The request: Using the records below, locate all lines containing "ACTIN" and return them.

########

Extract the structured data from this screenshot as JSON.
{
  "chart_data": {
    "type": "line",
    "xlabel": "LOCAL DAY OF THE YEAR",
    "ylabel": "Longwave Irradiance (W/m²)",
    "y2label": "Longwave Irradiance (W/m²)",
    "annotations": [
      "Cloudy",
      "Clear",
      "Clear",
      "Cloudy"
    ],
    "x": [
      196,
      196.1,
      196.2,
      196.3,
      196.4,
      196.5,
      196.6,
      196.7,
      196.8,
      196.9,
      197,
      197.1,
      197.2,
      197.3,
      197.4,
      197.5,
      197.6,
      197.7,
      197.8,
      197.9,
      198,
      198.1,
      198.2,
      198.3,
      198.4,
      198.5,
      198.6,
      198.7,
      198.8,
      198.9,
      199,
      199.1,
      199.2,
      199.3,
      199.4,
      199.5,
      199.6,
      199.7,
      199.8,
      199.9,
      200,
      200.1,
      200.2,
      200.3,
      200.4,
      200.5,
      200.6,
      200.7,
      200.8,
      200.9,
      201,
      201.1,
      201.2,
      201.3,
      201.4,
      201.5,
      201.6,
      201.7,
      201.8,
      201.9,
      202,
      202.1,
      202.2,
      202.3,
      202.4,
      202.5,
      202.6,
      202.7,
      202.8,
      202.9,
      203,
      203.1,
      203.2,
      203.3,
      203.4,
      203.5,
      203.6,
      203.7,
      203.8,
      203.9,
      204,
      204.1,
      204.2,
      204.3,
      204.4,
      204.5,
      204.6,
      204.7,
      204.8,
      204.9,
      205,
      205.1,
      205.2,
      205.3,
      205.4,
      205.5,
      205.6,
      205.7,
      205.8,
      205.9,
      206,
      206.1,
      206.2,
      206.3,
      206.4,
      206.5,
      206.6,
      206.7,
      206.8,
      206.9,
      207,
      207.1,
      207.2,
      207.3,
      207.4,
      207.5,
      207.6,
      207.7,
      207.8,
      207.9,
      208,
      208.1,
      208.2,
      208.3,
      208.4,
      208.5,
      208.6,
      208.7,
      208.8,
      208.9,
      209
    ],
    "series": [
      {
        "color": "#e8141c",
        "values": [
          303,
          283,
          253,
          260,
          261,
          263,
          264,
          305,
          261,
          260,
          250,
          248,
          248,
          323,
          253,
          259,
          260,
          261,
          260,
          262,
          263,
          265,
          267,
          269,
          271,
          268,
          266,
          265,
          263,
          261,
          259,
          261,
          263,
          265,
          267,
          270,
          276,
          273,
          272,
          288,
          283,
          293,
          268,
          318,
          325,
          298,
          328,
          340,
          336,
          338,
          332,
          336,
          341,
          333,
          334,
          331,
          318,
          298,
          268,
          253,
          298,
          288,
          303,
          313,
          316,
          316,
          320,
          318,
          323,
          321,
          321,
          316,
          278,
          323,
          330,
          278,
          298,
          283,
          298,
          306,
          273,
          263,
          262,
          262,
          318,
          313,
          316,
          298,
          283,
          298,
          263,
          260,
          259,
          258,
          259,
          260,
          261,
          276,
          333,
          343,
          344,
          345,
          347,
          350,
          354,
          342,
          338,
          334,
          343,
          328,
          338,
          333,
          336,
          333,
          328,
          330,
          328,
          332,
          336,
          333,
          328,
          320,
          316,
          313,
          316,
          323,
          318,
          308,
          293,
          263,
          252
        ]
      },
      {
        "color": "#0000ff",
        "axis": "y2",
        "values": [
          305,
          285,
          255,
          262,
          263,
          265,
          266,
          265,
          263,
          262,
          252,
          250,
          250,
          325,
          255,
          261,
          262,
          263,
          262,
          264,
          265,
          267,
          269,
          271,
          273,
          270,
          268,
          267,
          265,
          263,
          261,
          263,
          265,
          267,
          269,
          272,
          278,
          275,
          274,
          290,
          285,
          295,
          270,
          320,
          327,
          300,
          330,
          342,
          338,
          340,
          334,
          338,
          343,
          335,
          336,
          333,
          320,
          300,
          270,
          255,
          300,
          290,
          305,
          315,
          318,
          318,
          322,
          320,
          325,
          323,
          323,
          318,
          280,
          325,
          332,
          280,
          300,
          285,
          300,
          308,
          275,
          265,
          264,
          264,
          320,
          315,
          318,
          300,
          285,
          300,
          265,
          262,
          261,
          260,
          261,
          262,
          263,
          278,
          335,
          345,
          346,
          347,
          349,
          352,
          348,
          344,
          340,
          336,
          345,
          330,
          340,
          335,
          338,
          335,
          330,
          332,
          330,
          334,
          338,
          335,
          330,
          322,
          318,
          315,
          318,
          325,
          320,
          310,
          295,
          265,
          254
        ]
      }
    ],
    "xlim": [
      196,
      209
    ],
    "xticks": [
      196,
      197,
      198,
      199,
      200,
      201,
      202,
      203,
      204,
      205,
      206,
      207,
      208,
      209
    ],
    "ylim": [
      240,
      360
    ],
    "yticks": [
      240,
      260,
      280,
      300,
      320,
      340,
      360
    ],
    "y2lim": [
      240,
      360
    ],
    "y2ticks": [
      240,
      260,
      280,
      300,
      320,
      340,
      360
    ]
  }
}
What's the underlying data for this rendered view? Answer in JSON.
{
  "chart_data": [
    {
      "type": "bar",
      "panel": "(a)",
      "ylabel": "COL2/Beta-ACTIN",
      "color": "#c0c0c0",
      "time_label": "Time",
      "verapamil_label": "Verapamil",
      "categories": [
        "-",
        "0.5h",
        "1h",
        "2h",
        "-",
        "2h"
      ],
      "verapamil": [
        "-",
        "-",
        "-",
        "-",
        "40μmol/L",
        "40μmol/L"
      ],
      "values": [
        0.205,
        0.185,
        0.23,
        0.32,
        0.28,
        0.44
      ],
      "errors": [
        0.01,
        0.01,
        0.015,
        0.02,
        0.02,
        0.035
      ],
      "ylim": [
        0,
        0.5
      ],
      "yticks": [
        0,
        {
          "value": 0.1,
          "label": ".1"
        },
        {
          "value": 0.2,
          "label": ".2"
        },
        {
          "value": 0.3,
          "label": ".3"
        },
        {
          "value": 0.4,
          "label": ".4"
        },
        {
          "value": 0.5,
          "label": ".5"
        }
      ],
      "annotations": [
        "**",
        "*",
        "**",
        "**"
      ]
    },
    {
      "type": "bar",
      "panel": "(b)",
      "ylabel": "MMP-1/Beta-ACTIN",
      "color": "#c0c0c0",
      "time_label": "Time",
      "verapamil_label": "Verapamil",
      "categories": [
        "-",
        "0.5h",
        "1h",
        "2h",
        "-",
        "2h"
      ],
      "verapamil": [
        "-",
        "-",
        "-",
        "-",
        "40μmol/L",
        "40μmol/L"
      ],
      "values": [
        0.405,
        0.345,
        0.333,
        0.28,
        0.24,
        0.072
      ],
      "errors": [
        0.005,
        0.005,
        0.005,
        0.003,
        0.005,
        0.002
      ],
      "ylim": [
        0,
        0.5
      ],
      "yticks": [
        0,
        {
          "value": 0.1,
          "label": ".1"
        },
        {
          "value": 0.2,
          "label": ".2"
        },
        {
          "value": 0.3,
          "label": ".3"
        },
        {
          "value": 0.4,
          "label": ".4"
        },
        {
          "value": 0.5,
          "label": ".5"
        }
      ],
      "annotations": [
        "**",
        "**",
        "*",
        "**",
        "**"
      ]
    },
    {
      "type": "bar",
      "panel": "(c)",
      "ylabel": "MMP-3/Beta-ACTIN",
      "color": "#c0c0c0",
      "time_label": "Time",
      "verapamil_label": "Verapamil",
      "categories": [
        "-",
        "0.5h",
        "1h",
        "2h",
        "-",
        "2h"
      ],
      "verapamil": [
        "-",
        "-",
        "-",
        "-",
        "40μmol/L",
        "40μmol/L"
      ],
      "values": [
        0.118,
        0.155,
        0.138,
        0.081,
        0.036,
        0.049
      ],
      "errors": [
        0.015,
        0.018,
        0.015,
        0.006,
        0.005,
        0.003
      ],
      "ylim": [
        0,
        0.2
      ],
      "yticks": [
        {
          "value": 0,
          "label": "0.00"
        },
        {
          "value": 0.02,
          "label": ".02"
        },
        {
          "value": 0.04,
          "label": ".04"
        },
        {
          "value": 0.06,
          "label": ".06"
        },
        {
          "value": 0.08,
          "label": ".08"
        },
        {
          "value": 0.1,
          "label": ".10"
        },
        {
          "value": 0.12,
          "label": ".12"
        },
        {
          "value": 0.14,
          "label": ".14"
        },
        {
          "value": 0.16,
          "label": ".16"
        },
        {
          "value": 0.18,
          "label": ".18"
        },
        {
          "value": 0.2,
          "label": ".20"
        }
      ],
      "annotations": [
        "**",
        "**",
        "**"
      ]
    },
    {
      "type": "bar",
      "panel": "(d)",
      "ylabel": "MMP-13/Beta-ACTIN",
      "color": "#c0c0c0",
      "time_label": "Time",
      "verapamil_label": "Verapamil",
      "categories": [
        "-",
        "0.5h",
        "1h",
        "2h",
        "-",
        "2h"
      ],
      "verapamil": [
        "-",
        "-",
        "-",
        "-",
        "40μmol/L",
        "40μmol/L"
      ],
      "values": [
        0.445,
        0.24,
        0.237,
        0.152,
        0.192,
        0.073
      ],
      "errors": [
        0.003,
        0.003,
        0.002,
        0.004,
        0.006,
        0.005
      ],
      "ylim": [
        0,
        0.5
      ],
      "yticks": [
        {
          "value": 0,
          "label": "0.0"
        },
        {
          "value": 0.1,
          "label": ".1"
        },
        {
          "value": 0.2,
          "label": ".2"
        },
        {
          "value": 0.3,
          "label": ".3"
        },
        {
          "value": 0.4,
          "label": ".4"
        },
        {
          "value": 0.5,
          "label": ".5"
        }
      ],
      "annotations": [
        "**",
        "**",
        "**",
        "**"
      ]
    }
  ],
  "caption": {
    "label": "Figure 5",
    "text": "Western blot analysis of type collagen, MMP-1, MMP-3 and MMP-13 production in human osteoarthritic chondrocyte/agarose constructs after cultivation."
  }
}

########

Exercise answer:
      "ylabel": "COL2/Beta-ACTIN",
      "ylabel": "MMP-1/Beta-ACTIN",
      "ylabel": "MMP-3/Beta-ACTIN",
      "ylabel": "MMP-13/Beta-ACTIN",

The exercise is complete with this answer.